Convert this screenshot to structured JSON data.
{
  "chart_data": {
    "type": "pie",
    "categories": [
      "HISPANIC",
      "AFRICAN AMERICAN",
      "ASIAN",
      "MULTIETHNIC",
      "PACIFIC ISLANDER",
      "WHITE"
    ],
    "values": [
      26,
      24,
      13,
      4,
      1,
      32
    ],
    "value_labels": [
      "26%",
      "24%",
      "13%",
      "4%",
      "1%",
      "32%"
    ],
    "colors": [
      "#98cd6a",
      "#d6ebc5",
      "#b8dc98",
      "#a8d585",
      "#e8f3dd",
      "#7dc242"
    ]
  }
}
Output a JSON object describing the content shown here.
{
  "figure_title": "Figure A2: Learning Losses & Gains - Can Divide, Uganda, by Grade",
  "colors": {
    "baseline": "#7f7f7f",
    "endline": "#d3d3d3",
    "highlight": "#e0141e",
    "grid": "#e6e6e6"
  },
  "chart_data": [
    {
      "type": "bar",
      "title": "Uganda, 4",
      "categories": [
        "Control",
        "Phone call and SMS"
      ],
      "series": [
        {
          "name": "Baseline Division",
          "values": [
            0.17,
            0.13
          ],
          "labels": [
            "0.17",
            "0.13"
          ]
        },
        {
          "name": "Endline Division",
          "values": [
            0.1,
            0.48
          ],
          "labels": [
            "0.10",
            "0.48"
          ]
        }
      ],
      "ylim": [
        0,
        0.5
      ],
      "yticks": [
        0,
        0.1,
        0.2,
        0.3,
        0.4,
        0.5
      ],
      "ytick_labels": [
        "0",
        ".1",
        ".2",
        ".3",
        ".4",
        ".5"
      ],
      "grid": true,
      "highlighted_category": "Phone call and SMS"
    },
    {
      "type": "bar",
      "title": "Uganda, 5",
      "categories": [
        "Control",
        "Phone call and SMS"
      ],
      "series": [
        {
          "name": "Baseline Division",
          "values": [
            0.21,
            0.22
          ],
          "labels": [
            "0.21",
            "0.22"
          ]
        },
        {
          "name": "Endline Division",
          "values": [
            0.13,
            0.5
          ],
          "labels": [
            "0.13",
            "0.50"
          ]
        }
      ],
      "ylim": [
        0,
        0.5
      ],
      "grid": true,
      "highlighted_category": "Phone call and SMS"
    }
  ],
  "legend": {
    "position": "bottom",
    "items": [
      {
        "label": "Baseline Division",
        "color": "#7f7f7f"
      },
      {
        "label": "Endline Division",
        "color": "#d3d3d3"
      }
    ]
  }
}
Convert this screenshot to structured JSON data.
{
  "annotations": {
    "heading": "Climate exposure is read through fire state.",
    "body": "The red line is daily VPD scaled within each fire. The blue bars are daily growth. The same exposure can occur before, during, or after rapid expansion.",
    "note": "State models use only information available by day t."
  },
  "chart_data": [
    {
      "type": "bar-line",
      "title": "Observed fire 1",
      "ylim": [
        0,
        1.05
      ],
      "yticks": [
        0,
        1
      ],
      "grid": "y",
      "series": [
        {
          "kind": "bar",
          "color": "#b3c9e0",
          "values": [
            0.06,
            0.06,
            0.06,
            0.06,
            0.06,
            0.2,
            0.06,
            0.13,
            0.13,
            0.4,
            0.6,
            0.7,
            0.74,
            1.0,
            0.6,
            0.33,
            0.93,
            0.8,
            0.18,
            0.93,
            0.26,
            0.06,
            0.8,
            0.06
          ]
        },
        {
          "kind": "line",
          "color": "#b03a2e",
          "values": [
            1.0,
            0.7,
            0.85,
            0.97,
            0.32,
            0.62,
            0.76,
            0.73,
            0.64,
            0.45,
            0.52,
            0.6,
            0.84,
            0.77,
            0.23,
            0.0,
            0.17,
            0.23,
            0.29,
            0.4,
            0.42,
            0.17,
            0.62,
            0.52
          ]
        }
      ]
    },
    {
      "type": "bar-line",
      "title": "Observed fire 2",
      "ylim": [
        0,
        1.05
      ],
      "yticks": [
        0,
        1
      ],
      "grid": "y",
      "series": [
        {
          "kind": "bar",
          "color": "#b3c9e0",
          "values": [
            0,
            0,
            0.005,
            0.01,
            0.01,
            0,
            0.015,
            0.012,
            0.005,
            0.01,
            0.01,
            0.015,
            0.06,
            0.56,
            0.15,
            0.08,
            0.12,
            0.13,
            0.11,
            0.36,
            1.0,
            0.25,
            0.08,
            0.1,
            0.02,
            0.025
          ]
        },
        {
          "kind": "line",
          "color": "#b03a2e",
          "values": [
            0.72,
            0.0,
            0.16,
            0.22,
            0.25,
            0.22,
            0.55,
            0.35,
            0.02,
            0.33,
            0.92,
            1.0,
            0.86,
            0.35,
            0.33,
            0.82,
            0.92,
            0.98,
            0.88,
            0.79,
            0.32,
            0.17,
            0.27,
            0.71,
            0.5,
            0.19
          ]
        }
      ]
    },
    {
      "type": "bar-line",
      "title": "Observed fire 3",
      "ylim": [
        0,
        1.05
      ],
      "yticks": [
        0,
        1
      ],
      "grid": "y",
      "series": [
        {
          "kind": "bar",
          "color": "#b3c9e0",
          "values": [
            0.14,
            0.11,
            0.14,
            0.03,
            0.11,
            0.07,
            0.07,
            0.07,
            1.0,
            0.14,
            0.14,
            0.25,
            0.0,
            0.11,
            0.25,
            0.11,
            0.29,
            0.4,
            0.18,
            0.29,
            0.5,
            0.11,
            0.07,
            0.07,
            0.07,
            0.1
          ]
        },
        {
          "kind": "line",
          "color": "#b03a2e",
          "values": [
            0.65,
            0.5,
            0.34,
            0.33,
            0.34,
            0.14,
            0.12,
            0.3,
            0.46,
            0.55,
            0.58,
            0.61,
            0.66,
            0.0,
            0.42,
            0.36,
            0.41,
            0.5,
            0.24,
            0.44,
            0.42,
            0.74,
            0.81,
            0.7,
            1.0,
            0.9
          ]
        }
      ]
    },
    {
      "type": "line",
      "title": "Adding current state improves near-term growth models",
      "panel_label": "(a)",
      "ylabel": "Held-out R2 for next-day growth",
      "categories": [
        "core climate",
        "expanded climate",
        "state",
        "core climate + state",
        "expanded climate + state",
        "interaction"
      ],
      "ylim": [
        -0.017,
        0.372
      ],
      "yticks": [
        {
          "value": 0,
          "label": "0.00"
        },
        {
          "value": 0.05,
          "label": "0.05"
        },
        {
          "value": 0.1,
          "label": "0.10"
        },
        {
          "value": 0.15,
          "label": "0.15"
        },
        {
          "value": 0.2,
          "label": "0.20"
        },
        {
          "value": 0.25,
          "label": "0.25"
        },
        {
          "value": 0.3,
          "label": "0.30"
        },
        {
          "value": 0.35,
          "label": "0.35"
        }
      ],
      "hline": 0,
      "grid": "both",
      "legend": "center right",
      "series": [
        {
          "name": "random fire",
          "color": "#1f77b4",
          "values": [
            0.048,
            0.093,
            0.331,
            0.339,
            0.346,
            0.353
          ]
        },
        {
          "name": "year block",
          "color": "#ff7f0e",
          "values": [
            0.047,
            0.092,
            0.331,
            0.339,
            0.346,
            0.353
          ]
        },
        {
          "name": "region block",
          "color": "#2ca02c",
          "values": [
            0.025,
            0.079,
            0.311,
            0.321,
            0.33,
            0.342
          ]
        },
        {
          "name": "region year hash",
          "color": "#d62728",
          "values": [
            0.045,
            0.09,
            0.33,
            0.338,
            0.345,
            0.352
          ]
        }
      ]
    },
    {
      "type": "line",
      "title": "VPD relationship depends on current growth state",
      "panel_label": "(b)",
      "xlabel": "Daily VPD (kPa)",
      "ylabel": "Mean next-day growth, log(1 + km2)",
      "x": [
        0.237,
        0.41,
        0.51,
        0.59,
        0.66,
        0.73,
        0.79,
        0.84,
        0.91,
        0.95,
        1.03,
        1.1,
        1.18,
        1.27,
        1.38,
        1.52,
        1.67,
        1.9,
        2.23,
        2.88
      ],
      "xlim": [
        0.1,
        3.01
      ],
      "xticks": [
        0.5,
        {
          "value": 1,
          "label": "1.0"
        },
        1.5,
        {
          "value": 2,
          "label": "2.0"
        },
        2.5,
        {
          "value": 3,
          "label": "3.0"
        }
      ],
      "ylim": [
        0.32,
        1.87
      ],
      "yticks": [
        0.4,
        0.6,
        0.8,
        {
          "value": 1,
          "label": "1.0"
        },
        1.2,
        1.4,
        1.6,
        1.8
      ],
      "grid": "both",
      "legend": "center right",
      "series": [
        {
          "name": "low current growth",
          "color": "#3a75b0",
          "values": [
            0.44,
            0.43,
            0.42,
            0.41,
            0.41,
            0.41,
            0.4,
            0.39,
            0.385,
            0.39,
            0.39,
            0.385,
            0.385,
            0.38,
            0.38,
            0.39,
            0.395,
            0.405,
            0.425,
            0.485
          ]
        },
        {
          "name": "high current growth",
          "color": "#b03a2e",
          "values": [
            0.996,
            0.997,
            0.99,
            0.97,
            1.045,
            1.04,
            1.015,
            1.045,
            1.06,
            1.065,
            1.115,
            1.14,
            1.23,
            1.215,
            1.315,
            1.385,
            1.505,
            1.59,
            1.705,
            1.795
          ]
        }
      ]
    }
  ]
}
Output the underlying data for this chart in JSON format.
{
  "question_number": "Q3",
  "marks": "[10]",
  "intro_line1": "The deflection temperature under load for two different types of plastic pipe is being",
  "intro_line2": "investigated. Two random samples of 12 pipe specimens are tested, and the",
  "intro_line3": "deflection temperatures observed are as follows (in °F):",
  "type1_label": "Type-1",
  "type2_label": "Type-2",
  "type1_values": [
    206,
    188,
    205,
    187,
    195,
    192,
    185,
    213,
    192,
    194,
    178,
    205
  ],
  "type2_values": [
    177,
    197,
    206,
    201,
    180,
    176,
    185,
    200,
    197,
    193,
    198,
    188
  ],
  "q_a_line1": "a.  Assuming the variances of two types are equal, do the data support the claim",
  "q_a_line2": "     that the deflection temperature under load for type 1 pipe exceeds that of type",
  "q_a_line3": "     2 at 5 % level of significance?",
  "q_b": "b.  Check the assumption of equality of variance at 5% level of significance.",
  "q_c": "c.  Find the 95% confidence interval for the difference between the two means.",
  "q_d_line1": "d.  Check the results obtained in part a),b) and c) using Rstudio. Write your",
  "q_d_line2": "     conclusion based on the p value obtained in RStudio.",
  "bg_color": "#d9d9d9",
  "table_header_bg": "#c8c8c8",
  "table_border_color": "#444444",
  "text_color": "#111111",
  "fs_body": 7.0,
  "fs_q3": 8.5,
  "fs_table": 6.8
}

- - -

Show every line of the listing in which the string "pipe" can be found.

* Answer in full *
  "intro_line1": "The deflection temperature under load for two different types of plastic pipe is being",
  "intro_line2": "investigated. Two random samples of 12 pipe specimens are tested, and the",
  "q_a_line2": "     that the deflection temperature under load for type 1 pipe exceeds that of type",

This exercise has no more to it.